▸ **Given problem**
Return all lines from the listing below in which the string "After" occurs.

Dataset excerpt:
======

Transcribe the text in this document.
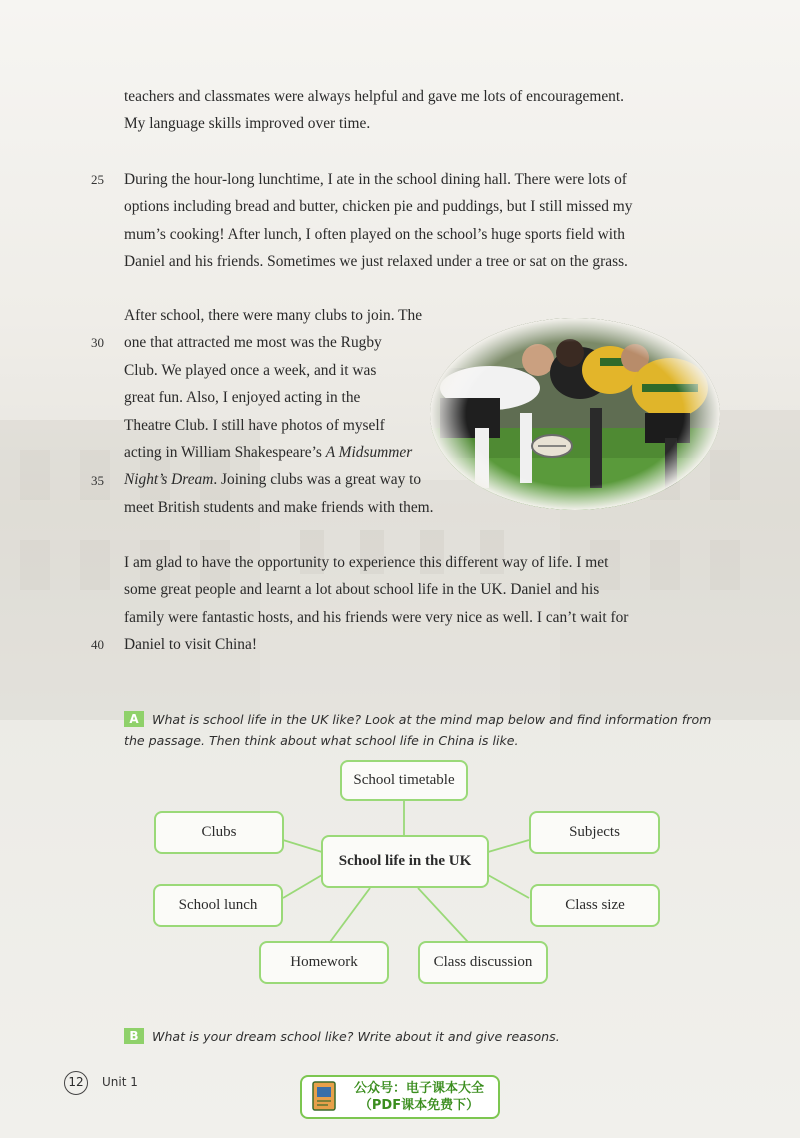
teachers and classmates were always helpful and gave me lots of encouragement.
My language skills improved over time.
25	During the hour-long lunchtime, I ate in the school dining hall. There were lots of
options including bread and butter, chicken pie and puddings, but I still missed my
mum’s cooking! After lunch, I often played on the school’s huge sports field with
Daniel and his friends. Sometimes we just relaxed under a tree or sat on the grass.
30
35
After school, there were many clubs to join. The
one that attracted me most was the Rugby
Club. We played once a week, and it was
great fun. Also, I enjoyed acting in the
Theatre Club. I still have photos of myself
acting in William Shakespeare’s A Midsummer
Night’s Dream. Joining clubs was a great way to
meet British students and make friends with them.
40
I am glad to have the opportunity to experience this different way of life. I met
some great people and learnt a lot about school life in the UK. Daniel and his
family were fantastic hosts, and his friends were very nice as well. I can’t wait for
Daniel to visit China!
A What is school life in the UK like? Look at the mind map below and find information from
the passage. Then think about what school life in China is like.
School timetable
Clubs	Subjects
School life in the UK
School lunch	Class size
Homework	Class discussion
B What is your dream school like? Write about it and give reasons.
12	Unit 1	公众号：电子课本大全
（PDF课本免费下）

======

▸ **Answer to this exercise**
mum’s cooking! After lunch, I often played on the school’s huge sports field with
After school, there were many clubs to join. The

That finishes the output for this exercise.